+++ Dataset records +++

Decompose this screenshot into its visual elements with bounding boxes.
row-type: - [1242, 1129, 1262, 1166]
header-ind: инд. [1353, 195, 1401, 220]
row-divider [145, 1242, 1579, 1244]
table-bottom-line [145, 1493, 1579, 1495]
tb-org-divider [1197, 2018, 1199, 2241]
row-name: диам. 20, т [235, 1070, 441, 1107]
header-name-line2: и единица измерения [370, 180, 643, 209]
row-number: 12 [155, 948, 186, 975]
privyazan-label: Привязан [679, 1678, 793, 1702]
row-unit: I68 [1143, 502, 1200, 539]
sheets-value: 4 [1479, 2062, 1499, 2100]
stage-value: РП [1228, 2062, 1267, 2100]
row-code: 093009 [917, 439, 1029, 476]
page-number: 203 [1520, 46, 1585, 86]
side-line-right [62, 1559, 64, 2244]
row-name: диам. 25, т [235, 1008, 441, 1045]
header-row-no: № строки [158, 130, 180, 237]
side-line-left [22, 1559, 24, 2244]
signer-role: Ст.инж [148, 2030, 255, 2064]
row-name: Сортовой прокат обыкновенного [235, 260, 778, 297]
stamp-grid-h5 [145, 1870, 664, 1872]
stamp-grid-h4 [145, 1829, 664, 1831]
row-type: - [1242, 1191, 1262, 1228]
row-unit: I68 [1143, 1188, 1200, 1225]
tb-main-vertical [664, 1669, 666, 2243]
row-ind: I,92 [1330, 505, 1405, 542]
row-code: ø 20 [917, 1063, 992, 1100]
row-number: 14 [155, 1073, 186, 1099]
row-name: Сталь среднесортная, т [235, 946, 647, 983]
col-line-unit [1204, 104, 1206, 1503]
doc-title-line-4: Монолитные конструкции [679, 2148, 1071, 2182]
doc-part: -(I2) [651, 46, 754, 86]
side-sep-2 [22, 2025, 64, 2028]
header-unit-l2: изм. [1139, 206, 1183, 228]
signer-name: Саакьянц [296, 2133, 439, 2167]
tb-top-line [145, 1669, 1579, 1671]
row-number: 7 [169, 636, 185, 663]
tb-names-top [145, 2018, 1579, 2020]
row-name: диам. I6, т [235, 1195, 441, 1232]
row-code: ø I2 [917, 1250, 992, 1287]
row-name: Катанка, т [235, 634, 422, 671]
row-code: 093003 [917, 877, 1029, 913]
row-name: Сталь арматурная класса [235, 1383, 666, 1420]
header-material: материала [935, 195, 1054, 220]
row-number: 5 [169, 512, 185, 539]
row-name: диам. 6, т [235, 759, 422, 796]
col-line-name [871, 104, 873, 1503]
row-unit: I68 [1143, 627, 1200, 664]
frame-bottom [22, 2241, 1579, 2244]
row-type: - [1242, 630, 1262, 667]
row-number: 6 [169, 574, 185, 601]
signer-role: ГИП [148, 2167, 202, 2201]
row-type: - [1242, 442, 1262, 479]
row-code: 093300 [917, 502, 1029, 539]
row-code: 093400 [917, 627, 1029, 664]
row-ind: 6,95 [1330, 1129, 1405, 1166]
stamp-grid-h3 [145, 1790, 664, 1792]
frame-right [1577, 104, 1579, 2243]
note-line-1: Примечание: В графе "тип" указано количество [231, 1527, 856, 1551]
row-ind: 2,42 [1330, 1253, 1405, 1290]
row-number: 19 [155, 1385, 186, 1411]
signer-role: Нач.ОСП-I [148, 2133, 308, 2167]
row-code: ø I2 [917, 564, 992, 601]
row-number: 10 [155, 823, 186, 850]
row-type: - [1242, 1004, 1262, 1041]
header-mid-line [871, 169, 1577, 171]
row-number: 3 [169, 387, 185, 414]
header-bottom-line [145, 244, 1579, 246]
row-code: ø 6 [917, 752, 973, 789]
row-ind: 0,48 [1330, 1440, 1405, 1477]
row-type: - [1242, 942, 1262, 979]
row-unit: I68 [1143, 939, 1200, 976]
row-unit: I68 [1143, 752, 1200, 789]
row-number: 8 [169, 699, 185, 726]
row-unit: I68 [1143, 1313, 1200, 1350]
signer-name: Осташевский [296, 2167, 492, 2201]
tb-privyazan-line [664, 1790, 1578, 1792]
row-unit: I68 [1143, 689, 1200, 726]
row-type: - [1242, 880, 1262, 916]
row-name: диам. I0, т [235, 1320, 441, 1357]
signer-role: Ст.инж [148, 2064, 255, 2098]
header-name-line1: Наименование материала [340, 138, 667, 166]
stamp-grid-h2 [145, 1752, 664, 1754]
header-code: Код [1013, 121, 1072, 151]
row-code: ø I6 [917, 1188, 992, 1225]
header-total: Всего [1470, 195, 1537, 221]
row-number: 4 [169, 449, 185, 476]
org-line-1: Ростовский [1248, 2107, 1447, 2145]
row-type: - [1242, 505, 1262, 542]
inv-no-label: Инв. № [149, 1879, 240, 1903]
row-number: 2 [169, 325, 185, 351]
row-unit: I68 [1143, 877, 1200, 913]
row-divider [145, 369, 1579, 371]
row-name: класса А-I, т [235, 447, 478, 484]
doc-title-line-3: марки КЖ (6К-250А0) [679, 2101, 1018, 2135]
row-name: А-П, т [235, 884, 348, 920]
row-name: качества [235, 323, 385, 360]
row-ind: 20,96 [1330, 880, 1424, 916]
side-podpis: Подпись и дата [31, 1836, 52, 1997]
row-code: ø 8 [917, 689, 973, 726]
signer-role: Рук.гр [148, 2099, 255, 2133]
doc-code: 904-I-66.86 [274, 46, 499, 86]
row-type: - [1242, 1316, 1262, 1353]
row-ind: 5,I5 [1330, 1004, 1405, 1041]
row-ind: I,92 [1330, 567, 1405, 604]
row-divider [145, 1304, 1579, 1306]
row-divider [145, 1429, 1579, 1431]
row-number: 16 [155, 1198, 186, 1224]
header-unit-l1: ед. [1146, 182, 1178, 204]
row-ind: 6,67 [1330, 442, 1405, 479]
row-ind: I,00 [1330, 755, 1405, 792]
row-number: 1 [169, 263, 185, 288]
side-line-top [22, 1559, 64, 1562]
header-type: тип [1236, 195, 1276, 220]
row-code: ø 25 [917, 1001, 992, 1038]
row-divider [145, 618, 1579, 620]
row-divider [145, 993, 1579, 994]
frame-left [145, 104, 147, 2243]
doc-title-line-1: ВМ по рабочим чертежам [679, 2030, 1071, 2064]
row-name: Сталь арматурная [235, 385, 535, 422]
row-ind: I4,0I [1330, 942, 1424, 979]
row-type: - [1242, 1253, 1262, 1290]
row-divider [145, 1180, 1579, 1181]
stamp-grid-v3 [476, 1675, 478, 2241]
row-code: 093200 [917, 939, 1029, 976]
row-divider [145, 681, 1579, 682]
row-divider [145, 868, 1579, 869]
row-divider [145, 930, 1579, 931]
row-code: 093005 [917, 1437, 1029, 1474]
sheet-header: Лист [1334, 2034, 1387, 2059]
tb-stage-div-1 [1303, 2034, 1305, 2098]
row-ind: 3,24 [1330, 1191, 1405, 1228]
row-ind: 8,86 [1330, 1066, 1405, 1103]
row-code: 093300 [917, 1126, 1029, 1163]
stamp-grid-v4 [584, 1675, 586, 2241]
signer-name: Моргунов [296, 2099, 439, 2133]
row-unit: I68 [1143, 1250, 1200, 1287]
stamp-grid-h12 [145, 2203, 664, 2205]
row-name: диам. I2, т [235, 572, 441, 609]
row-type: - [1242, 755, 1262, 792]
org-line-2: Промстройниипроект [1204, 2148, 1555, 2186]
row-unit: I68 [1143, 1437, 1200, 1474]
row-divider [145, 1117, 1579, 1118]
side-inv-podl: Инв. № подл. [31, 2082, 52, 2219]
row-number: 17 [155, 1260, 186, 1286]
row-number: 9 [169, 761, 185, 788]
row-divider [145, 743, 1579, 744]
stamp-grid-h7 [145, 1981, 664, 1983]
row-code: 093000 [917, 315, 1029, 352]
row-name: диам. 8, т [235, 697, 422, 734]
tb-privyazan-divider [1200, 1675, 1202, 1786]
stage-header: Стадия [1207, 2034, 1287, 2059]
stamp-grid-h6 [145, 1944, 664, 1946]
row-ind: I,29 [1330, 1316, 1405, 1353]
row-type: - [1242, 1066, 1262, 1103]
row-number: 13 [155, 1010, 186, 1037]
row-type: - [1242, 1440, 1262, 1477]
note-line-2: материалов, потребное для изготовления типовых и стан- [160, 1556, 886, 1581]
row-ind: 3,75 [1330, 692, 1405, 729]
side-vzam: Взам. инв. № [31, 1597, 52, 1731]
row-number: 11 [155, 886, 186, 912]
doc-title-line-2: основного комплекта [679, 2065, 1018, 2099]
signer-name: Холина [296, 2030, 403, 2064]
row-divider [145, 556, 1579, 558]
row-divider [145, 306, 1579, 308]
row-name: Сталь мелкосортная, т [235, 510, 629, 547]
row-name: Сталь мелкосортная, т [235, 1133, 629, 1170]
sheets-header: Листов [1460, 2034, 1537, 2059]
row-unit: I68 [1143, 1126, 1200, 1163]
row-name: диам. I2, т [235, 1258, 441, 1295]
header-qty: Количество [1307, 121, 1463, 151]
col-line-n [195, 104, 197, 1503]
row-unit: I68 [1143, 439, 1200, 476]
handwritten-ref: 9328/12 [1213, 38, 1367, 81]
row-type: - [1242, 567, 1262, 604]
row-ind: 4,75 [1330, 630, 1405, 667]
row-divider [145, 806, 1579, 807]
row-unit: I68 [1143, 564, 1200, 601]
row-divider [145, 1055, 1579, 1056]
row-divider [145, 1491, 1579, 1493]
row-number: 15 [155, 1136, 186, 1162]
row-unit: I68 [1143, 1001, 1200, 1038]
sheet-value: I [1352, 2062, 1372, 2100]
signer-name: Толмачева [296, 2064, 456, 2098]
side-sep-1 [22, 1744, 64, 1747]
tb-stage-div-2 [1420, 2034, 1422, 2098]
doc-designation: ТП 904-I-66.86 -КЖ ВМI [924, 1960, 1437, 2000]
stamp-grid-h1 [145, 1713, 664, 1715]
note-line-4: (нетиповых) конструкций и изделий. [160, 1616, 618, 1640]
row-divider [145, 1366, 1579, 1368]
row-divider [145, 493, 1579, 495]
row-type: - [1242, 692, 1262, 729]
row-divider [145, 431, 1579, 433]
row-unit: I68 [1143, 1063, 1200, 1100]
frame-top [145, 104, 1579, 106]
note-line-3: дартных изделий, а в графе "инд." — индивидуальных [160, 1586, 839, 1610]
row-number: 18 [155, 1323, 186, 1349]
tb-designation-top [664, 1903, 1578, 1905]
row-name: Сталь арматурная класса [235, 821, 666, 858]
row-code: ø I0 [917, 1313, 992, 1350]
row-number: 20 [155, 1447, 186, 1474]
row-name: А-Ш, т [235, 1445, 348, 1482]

+++

### What to work on
Arrange the material from its first line up to and including the line that contains "header-name-line2: и единица" as a Markdown table with the columns Row and Line. Number each row and leave out blank lines.

### Complete output
| Row | Line |
|---|---|
| 1 | Decompose this screenshot into its visual elements with bounding boxes. |
| 2 | row-type: - [1242, 1129, 1262, 1166] |
| 3 | header-ind: инд. [1353, 195, 1401, 220] |
| 4 | row-divider [145, 1242, 1579, 1244] |
| 5 | table-bottom-line [145, 1493, 1579, 1495] |
| 6 | tb-org-divider [1197, 2018, 1199, 2241] |
| 7 | row-name: диам. 20, т [235, 1070, 441, 1107] |
| 8 | header-name-line2: и единица измерения [370, 180, 643, 209] |